-------- Recorded data
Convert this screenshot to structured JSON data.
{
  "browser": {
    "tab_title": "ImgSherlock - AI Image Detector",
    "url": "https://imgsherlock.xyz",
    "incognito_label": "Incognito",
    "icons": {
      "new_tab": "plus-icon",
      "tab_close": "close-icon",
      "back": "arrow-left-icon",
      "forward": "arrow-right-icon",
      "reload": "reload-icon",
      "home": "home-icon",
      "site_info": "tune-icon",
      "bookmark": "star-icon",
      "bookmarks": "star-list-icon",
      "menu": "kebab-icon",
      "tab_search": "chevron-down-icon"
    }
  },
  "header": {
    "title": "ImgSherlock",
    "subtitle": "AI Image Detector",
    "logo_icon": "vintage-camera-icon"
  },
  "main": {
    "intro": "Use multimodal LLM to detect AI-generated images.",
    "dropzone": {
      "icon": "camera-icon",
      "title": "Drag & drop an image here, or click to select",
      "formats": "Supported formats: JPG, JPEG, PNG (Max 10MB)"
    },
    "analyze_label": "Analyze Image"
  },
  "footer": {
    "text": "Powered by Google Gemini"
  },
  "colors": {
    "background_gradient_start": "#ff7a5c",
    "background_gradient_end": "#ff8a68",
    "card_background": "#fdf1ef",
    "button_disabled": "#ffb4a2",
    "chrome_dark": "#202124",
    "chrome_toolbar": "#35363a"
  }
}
----------------
» **Instruction**: Work out how many lines above contain the word "camera". Give only the number.

» **Reply to the exercise**: 2